Go through the material below and copy all lines with "есть".

LISTING:
========================================================================

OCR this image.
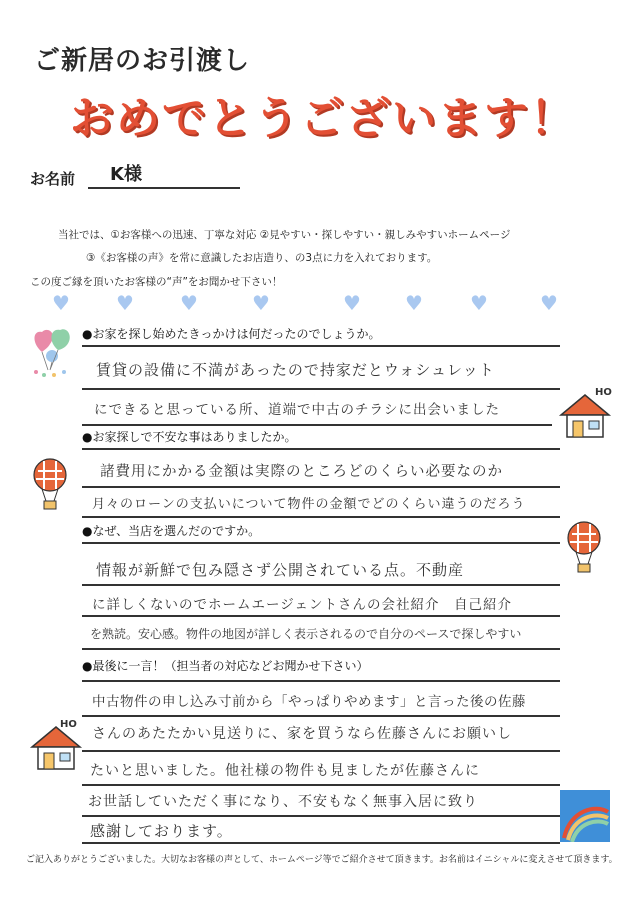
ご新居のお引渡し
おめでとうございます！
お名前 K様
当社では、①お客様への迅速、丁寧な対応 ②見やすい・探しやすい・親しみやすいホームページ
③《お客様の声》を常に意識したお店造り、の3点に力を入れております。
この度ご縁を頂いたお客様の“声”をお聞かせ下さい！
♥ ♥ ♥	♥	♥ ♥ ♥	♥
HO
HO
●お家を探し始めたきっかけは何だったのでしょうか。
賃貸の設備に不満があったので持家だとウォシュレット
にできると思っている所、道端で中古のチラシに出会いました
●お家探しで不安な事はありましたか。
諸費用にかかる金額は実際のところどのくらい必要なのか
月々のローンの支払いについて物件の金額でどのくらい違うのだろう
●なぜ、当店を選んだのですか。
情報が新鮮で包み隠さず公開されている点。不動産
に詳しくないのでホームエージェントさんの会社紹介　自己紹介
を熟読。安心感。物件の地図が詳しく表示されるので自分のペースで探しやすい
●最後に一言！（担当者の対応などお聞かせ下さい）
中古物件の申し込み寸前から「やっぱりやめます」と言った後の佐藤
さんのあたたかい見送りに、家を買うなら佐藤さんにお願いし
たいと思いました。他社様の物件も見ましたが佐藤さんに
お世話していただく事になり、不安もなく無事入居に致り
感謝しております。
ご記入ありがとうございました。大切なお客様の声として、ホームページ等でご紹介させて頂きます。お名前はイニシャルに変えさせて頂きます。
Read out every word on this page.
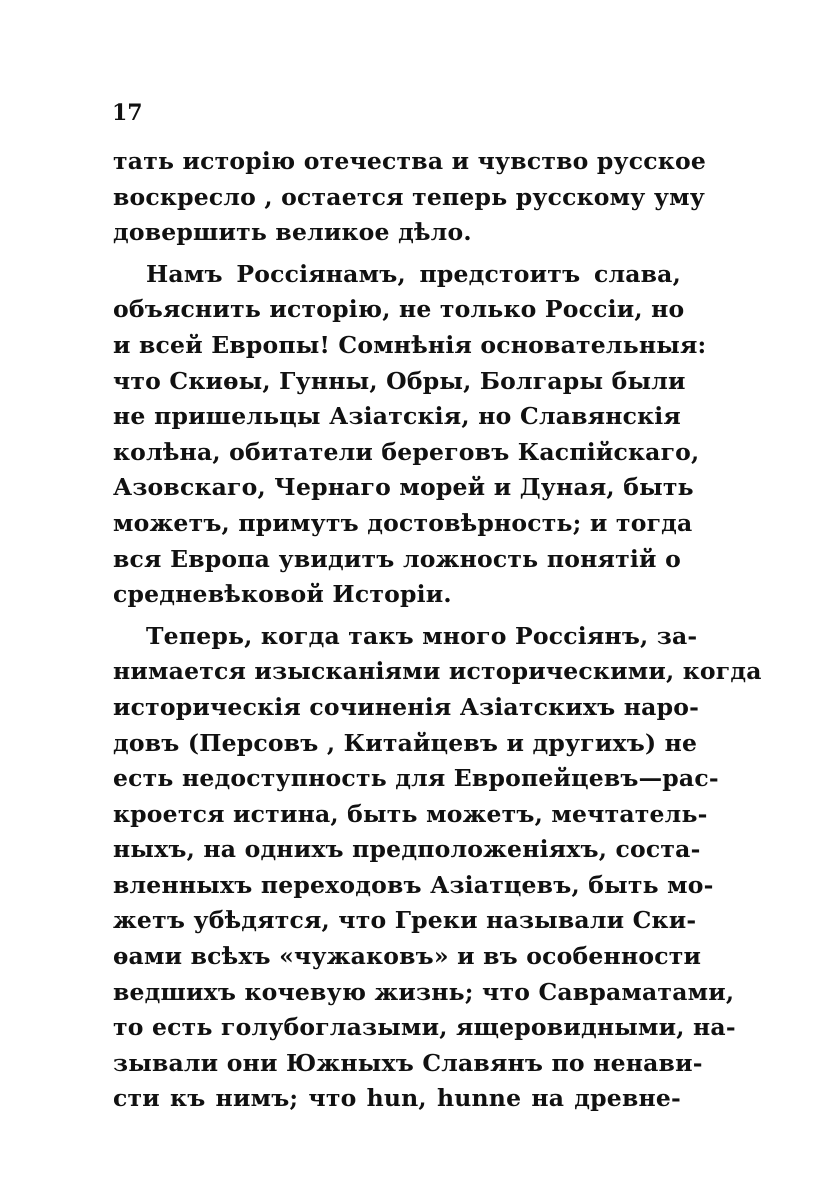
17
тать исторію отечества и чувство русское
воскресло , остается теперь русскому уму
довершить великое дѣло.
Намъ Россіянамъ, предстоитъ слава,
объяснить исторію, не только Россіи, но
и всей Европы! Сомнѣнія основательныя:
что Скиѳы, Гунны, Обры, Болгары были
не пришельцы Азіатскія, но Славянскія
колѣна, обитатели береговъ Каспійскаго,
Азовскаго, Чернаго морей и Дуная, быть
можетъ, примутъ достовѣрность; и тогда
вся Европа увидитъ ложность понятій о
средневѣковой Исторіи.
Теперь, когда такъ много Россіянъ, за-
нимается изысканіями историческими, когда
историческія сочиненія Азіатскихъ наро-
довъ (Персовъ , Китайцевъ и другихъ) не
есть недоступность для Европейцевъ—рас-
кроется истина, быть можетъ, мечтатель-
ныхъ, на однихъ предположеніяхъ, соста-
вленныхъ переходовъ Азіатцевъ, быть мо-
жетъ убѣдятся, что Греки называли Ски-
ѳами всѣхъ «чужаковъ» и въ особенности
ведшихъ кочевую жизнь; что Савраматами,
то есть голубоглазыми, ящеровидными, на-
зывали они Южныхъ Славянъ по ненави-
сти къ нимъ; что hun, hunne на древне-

========================================================================

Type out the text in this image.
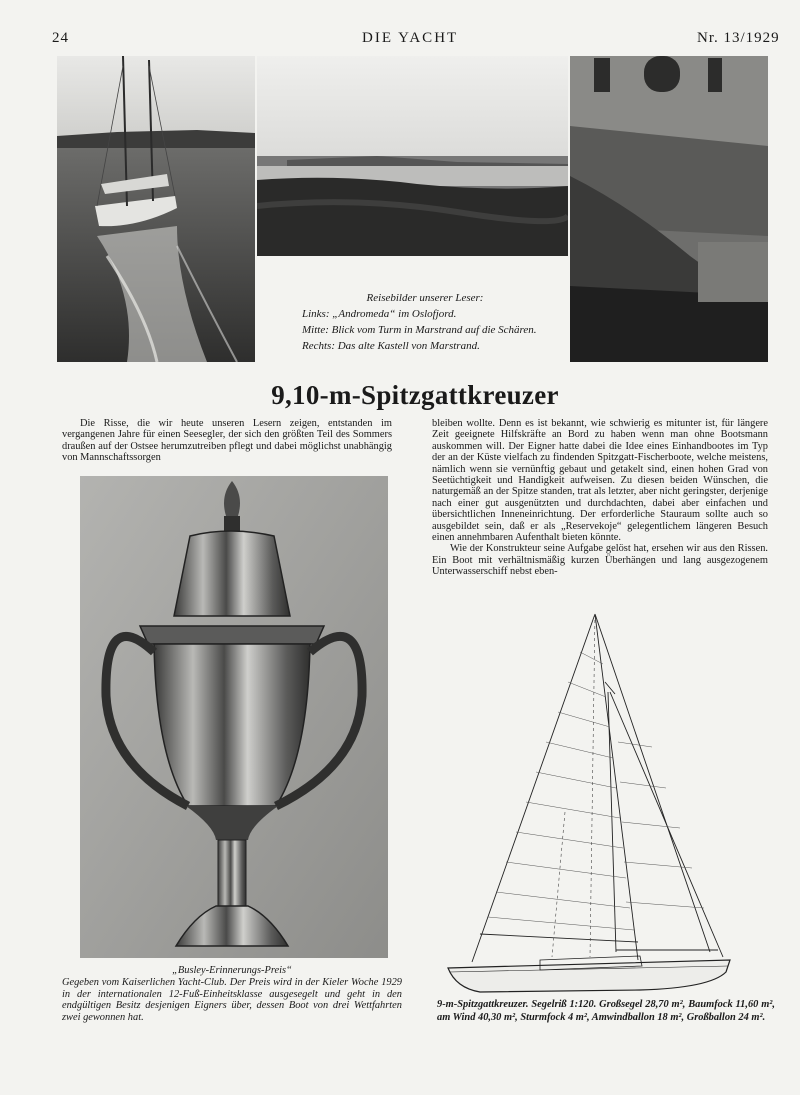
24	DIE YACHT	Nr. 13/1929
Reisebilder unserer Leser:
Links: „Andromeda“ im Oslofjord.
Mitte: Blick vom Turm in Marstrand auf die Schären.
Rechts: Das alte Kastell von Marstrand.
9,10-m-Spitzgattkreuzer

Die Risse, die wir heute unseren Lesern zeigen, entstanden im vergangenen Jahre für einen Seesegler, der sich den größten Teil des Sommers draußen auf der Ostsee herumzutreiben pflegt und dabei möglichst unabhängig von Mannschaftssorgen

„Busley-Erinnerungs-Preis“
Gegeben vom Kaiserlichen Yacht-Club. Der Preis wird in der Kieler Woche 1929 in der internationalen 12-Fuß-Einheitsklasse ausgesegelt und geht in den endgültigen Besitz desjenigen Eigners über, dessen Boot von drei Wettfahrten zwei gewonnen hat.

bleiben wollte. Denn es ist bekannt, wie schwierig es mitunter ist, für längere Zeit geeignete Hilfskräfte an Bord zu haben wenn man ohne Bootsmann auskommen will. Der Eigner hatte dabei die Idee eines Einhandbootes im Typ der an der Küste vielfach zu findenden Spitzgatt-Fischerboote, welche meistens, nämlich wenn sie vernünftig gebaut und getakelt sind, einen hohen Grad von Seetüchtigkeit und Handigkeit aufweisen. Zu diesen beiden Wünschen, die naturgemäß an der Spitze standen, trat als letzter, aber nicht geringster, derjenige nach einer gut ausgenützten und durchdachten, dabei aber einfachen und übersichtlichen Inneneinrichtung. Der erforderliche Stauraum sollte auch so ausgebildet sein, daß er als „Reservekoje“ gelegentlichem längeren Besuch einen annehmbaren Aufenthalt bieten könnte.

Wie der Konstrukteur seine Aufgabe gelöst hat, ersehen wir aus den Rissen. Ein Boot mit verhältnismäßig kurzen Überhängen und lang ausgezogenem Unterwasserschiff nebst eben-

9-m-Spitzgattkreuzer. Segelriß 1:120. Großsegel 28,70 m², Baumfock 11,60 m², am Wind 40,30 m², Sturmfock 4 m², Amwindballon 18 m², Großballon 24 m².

========================================================================

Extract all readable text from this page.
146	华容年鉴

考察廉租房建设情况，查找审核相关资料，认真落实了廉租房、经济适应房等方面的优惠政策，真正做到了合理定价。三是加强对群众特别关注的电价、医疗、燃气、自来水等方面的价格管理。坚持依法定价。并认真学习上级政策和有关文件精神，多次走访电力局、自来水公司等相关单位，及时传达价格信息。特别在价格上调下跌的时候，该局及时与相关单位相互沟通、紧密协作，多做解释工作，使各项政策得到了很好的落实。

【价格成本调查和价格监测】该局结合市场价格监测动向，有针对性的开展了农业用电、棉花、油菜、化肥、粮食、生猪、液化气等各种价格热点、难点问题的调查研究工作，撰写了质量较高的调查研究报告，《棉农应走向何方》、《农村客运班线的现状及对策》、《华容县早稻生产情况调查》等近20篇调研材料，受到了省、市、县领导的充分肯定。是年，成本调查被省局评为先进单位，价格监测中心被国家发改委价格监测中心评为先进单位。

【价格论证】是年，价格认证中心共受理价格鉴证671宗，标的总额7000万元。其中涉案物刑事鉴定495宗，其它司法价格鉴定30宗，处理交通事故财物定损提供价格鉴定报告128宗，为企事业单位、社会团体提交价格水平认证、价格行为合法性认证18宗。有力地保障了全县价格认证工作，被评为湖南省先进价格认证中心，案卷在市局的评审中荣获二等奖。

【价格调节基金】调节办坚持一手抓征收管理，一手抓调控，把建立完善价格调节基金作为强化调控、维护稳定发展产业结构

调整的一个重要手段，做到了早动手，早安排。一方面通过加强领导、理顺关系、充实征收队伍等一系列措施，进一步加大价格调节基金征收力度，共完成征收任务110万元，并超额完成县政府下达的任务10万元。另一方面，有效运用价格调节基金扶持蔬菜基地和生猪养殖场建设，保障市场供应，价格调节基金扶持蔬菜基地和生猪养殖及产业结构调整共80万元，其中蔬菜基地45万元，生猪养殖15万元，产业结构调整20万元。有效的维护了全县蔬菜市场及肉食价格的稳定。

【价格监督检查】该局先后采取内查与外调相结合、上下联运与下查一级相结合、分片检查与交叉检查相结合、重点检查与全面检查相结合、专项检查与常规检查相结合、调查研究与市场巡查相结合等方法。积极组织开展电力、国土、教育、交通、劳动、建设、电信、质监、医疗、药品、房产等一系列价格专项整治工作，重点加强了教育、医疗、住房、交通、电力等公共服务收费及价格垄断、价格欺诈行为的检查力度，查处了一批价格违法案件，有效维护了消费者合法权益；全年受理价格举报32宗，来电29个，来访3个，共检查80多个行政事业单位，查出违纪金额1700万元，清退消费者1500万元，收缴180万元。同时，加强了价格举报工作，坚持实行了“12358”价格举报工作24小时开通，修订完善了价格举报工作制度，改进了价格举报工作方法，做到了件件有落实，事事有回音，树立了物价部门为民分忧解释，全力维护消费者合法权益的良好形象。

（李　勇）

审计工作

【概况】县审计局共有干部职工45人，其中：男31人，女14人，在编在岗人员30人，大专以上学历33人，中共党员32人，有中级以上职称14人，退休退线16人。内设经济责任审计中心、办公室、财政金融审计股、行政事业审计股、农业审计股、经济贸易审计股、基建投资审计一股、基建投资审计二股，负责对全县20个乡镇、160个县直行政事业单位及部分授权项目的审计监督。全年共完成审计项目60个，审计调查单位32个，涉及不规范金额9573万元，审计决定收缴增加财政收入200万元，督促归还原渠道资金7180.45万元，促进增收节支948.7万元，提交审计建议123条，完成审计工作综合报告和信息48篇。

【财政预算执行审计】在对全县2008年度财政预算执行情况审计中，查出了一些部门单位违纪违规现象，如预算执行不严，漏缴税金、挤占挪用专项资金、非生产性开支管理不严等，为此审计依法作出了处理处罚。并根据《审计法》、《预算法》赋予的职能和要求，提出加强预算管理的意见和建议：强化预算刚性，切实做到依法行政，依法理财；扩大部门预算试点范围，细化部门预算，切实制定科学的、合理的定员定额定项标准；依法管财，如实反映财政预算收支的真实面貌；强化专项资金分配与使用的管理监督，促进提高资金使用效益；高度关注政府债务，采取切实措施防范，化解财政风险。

========================================================================

WORKED ANSWER:
есть недоступность для Европейцевъ—рас-
то есть голубоглазыми, ящеровидными, на-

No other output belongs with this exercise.